----- EXERCISE INPUT

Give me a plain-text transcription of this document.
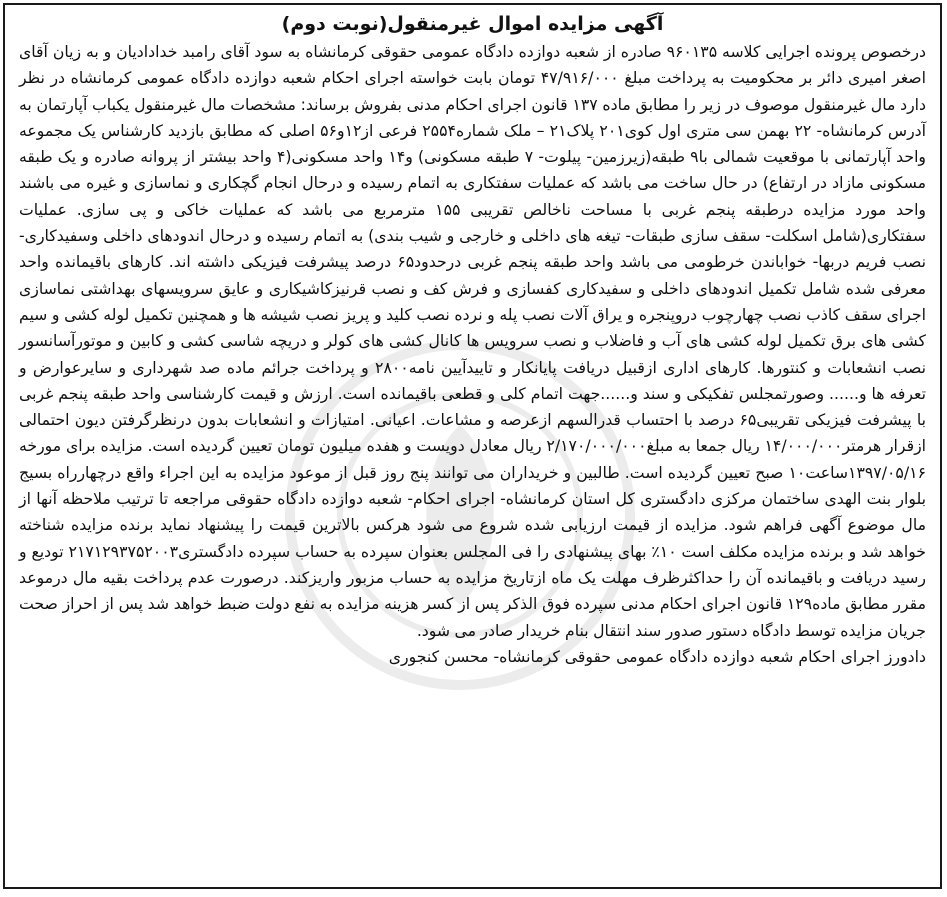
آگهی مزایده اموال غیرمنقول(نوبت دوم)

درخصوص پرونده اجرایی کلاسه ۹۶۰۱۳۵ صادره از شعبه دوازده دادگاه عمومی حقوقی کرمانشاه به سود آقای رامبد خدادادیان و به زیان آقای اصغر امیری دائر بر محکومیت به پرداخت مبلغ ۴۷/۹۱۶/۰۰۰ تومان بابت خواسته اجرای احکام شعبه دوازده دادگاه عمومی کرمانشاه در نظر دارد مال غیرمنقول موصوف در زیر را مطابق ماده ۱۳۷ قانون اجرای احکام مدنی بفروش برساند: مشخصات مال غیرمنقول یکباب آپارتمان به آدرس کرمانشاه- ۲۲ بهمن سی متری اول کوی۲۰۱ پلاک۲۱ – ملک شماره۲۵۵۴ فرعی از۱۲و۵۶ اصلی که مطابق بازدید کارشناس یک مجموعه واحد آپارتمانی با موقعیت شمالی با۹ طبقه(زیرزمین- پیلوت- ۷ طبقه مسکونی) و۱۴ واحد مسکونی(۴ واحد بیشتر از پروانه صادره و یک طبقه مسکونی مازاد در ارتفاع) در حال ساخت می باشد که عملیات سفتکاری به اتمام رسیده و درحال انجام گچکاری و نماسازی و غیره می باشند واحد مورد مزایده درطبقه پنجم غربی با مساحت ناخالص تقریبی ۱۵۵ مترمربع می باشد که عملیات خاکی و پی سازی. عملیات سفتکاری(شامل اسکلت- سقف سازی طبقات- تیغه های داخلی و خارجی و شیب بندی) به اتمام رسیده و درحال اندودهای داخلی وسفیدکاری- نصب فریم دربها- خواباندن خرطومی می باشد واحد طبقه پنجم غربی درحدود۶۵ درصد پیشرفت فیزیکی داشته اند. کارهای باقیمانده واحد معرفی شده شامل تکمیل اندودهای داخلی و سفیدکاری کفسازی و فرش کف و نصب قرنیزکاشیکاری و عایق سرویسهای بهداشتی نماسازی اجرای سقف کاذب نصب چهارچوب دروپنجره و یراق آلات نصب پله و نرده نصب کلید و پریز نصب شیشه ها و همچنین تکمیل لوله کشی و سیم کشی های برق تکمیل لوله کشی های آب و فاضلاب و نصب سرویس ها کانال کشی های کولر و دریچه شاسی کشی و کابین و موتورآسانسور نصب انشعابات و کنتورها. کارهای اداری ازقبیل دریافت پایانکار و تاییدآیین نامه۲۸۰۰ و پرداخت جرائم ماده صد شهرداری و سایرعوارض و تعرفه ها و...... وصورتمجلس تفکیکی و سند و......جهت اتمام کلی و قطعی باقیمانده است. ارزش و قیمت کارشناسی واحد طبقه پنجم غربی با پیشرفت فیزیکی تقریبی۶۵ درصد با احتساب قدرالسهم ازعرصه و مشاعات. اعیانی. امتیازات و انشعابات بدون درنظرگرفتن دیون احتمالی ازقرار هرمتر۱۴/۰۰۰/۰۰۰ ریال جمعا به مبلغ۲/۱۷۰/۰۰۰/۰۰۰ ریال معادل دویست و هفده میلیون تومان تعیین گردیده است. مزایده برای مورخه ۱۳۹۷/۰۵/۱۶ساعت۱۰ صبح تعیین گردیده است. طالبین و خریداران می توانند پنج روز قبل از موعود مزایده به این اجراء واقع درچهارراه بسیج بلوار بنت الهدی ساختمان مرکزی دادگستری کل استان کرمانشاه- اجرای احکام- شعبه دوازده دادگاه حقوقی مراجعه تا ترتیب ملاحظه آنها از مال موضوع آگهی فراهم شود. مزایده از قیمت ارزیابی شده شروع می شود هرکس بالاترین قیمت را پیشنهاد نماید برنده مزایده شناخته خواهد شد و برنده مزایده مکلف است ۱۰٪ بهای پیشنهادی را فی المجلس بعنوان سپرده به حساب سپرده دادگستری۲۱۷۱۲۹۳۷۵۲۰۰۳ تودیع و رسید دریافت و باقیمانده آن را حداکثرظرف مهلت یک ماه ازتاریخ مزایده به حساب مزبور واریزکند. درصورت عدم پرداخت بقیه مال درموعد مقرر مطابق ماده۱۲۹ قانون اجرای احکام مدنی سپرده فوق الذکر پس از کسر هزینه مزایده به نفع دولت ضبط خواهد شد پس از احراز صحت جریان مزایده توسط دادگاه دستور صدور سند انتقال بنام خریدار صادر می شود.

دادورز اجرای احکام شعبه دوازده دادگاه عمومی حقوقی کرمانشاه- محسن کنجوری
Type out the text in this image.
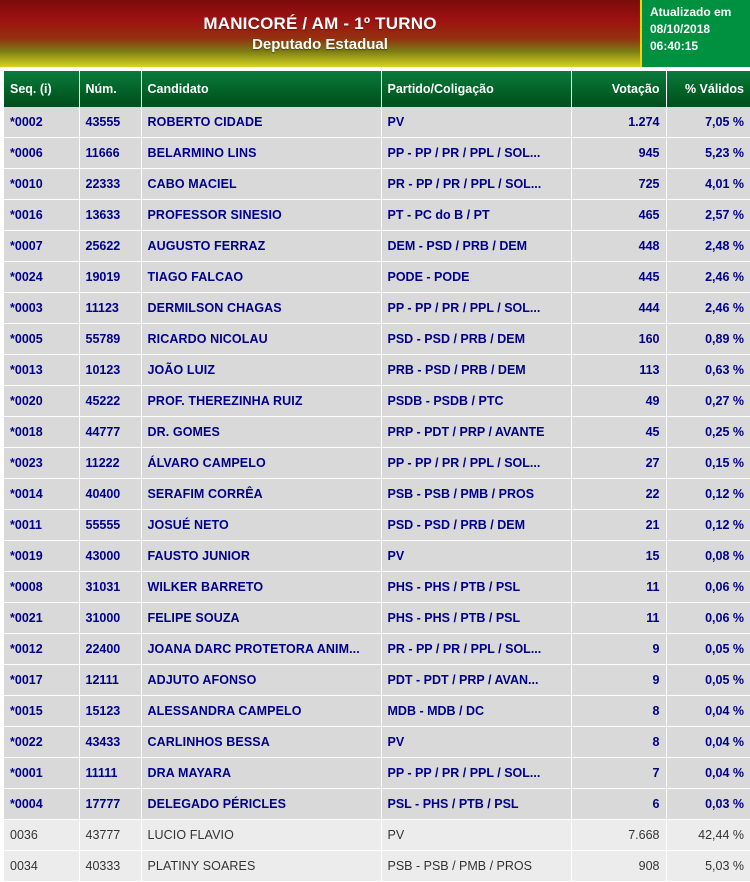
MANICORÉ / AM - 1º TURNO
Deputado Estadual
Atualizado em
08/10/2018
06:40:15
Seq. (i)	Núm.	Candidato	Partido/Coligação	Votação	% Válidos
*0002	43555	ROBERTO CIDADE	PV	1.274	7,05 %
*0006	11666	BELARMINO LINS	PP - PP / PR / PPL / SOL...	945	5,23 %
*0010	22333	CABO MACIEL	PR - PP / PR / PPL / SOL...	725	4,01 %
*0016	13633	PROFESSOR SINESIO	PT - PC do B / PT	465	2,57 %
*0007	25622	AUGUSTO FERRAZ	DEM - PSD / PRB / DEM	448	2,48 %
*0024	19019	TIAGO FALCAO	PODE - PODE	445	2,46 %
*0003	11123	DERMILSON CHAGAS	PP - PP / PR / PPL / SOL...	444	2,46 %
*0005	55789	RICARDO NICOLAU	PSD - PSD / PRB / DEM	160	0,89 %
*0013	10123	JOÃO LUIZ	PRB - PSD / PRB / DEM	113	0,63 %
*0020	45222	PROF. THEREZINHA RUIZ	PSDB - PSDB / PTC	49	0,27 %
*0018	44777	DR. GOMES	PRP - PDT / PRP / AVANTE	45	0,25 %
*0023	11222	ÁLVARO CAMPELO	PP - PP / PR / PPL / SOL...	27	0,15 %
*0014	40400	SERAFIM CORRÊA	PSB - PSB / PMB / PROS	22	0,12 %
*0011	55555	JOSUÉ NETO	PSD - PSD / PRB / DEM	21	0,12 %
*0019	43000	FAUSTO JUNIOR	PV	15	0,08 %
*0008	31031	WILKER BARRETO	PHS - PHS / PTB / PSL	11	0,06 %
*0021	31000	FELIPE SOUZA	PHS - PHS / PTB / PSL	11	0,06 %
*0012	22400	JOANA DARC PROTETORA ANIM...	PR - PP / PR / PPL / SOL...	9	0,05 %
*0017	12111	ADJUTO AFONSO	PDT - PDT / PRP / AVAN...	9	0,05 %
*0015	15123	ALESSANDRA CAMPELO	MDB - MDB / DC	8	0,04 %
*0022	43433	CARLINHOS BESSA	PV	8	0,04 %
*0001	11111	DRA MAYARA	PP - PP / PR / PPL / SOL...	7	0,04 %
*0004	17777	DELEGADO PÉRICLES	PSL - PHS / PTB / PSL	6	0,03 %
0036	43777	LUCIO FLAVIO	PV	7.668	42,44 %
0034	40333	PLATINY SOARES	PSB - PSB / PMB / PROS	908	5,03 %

----------

— WRITTEN TASK —
Every line above should be repeated exactly; pictures stay out of the copy.

— WRITTEN REPLY —
Give me a plain-text transcription of this document.
آگهی مزایده اموال غیرمنقول(نوبت دوم)

درخصوص پرونده اجرایی کلاسه ۹۶۰۱۳۵ صادره از شعبه دوازده دادگاه عمومی حقوقی کرمانشاه به سود آقای رامبد خدادادیان و به زیان آقای اصغر امیری دائر بر محکومیت به پرداخت مبلغ ۴۷/۹۱۶/۰۰۰ تومان بابت خواسته اجرای احکام شعبه دوازده دادگاه عمومی کرمانشاه در نظر دارد مال غیرمنقول موصوف در زیر را مطابق ماده ۱۳۷ قانون اجرای احکام مدنی بفروش برساند: مشخصات مال غیرمنقول یکباب آپارتمان به آدرس کرمانشاه- ۲۲ بهمن سی متری اول کوی۲۰۱ پلاک۲۱ – ملک شماره۲۵۵۴ فرعی از۱۲و۵۶ اصلی که مطابق بازدید کارشناس یک مجموعه واحد آپارتمانی با موقعیت شمالی با۹ طبقه(زیرزمین- پیلوت- ۷ طبقه مسکونی) و۱۴ واحد مسکونی(۴ واحد بیشتر از پروانه صادره و یک طبقه مسکونی مازاد در ارتفاع) در حال ساخت می باشد که عملیات سفتکاری به اتمام رسیده و درحال انجام گچکاری و نماسازی و غیره می باشند واحد مورد مزایده درطبقه پنجم غربی با مساحت ناخالص تقریبی ۱۵۵ مترمربع می باشد که عملیات خاکی و پی سازی. عملیات سفتکاری(شامل اسکلت- سقف سازی طبقات- تیغه های داخلی و خارجی و شیب بندی) به اتمام رسیده و درحال اندودهای داخلی وسفیدکاری- نصب فریم دربها- خواباندن خرطومی می باشد واحد طبقه پنجم غربی درحدود۶۵ درصد پیشرفت فیزیکی داشته اند. کارهای باقیمانده واحد معرفی شده شامل تکمیل اندودهای داخلی و سفیدکاری کفسازی و فرش کف و نصب قرنیزکاشیکاری و عایق سرویسهای بهداشتی نماسازی اجرای سقف کاذب نصب چهارچوب دروپنجره و یراق آلات نصب پله و نرده نصب کلید و پریز نصب شیشه ها و همچنین تکمیل لوله کشی و سیم کشی های برق تکمیل لوله کشی های آب و فاضلاب و نصب سرویس ها کانال کشی های کولر و دریچه شاسی کشی و کابین و موتورآسانسور نصب انشعابات و کنتورها. کارهای اداری ازقبیل دریافت پایانکار و تاییدآیین نامه۲۸۰۰ و پرداخت جرائم ماده صد شهرداری و سایرعوارض و تعرفه ها و...... وصورتمجلس تفکیکی و سند و......جهت اتمام کلی و قطعی باقیمانده است. ارزش و قیمت کارشناسی واحد طبقه پنجم غربی با پیشرفت فیزیکی تقریبی۶۵ درصد با احتساب قدرالسهم ازعرصه و مشاعات. اعیانی. امتیازات و انشعابات بدون درنظرگرفتن دیون احتمالی ازقرار هرمتر۱۴/۰۰۰/۰۰۰ ریال جمعا به مبلغ۲/۱۷۰/۰۰۰/۰۰۰ ریال معادل دویست و هفده میلیون تومان تعیین گردیده است. مزایده برای مورخه ۱۳۹۷/۰۵/۱۶ساعت۱۰ صبح تعیین گردیده است. طالبین و خریداران می توانند پنج روز قبل از موعود مزایده به این اجراء واقع درچهارراه بسیج بلوار بنت الهدی ساختمان مرکزی دادگستری کل استان کرمانشاه- اجرای احکام- شعبه دوازده دادگاه حقوقی مراجعه تا ترتیب ملاحظه آنها از مال موضوع آگهی فراهم شود. مزایده از قیمت ارزیابی شده شروع می شود هرکس بالاترین قیمت را پیشنهاد نماید برنده مزایده شناخته خواهد شد و برنده مزایده مکلف است ۱۰٪ بهای پیشنهادی را فی المجلس بعنوان سپرده به حساب سپرده دادگستری۲۱۷۱۲۹۳۷۵۲۰۰۳ تودیع و رسید دریافت و باقیمانده آن را حداکثرظرف مهلت یک ماه ازتاریخ مزایده به حساب مزبور واریزکند. درصورت عدم پرداخت بقیه مال درموعد مقرر مطابق ماده۱۲۹ قانون اجرای احکام مدنی سپرده فوق الذکر پس از کسر هزینه مزایده به نفع دولت ضبط خواهد شد پس از احراز صحت جریان مزایده توسط دادگاه دستور صدور سند انتقال بنام خریدار صادر می شود.

دادورز اجرای احکام شعبه دوازده دادگاه عمومی حقوقی کرمانشاه- محسن کنجوری
Type out the text in this image.
MANICORÉ / AM - 1º TURNO
Deputado Estadual
Atualizado em
08/10/2018
06:40:15
Seq. (i)	Núm.	Candidato	Partido/Coligação	Votação	% Válidos
*0002	43555	ROBERTO CIDADE	PV	1.274	7,05 %
*0006	11666	BELARMINO LINS	PP - PP / PR / PPL / SOL...	945	5,23 %
*0010	22333	CABO MACIEL	PR - PP / PR / PPL / SOL...	725	4,01 %
*0016	13633	PROFESSOR SINESIO	PT - PC do B / PT	465	2,57 %
*0007	25622	AUGUSTO FERRAZ	DEM - PSD / PRB / DEM	448	2,48 %
*0024	19019	TIAGO FALCAO	PODE - PODE	445	2,46 %
*0003	11123	DERMILSON CHAGAS	PP - PP / PR / PPL / SOL...	444	2,46 %
*0005	55789	RICARDO NICOLAU	PSD - PSD / PRB / DEM	160	0,89 %
*0013	10123	JOÃO LUIZ	PRB - PSD / PRB / DEM	113	0,63 %
*0020	45222	PROF. THEREZINHA RUIZ	PSDB - PSDB / PTC	49	0,27 %
*0018	44777	DR. GOMES	PRP - PDT / PRP / AVANTE	45	0,25 %
*0023	11222	ÁLVARO CAMPELO	PP - PP / PR / PPL / SOL...	27	0,15 %
*0014	40400	SERAFIM CORRÊA	PSB - PSB / PMB / PROS	22	0,12 %
*0011	55555	JOSUÉ NETO	PSD - PSD / PRB / DEM	21	0,12 %
*0019	43000	FAUSTO JUNIOR	PV	15	0,08 %
*0008	31031	WILKER BARRETO	PHS - PHS / PTB / PSL	11	0,06 %
*0021	31000	FELIPE SOUZA	PHS - PHS / PTB / PSL	11	0,06 %
*0012	22400	JOANA DARC PROTETORA ANIM...	PR - PP / PR / PPL / SOL...	9	0,05 %
*0017	12111	ADJUTO AFONSO	PDT - PDT / PRP / AVAN...	9	0,05 %
*0015	15123	ALESSANDRA CAMPELO	MDB - MDB / DC	8	0,04 %
*0022	43433	CARLINHOS BESSA	PV	8	0,04 %
*0001	11111	DRA MAYARA	PP - PP / PR / PPL / SOL...	7	0,04 %
*0004	17777	DELEGADO PÉRICLES	PSL - PHS / PTB / PSL	6	0,03 %
0036	43777	LUCIO FLAVIO	PV	7.668	42,44 %
0034	40333	PLATINY SOARES	PSB - PSB / PMB / PROS	908	5,03 %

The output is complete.